## RECORDS PROVIDED
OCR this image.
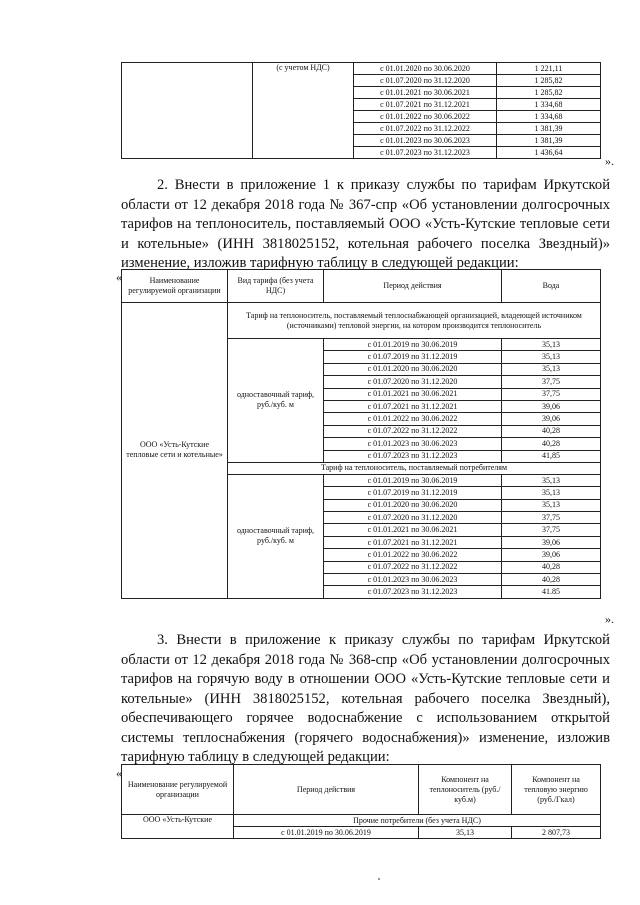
	(с учетом НДС)	с 01.01.2020 по 30.06.2020	1 221,11
		с 01.07.2020 по 31.12.2020	1 285,82
		с 01.01.2021 по 30.06.2021	1 285,82
		с 01.07.2021 по 31.12.2021	1 334,68
		с 01.01.2022 по 30.06.2022	1 334,68
		с 01.07.2022 по 31.12.2022	1 381,39
		с 01.01.2023 по 30.06.2023	1 381,39
		с 01.07.2023 по 31.12.2023	1 436,64
».
2. Внести в приложение 1 к приказу службы по тарифам Иркутской
области от 12 декабря 2018 года № 367-спр «Об установлении долгосрочных
тарифов на теплоноситель, поставляемый ООО «Усть-Кутские тепловые сети
и котельные» (ИНН 3818025152, котельная рабочего поселка Звездный)»
изменение, изложив тарифную таблицу в следующей редакции:
«	Наименование регулируемой организации	Вид тарифа (без учета НДС)	Период действия	Вода
ООО «Усть-Кутские тепловые сети и котельные»	Тариф на теплоноситель, поставляемый теплоснабжающей организацией, владеющей источником (источниками) тепловой энергии, на котором производится теплоноситель		
	одноставочный тариф, руб./куб. м	с 01.01.2019 по 30.06.2019	35,13
		с 01.07.2019 по 31.12.2019	35,13
		с 01.01.2020 по 30.06.2020	35,13
		с 01.07.2020 по 31.12.2020	37,75
		с 01.01.2021 по 30.06.2021	37,75
		с 01.07.2021 по 31.12.2021	39,06
		с 01.01.2022 по 30.06.2022	39,06
		с 01.07.2022 по 31.12.2022	40,28
		с 01.01.2023 по 30.06.2023	40,28
		с 01.07.2023 по 31.12.2023	41,85
	Тариф на теплоноситель, поставляемый потребителям		
	одноставочный тариф, руб./куб. м	с 01.01.2019 по 30.06.2019	35,13
		с 01.07.2019 по 31.12.2019	35,13
		с 01.01.2020 по 30.06.2020	35,13
		с 01.07.2020 по 31.12.2020	37,75
		с 01.01.2021 по 30.06.2021	37,75
		с 01.07.2021 по 31.12.2021	39,06
		с 01.01.2022 по 30.06.2022	39,06
		с 01.07.2022 по 31.12.2022	40,28
		с 01.01.2023 по 30.06.2023	40,28
		с 01.07.2023 по 31.12.2023	41.85
».
3. Внести в приложение к приказу службы по тарифам Иркутской
области от 12 декабря 2018 года № 368-спр «Об установлении долгосрочных
тарифов на горячую воду в отношении ООО «Усть-Кутские тепловые сети и
котельные» (ИНН 3818025152, котельная рабочего поселка Звездный),
обеспечивающего горячее водоснабжение с использованием открытой
системы теплоснабжения (горячего водоснабжения)» изменение, изложив
тарифную таблицу в следующей редакции:
«
Наименование регулируемой организации	Период действия	Компонент на теплоноситель (руб./куб.м)	Компонент на тепловую энергию (руб./Гкал)
ООО «Усть-Кутские	Прочие потребители (без учета НДС)		
	с 01.01.2019 по 30.06.2019	35,13	2 807,73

## DIRECTION
Select every line in the records above that contains the word "действия".

## ANSWER TO THIS EXERCISE
«	Наименование регулируемой организации	Вид тарифа (без учета НДС)	Период действия	Вода
Наименование регулируемой организации	Период действия	Компонент на теплоноситель (руб./куб.м)	Компонент на тепловую энергию (руб./Гкал)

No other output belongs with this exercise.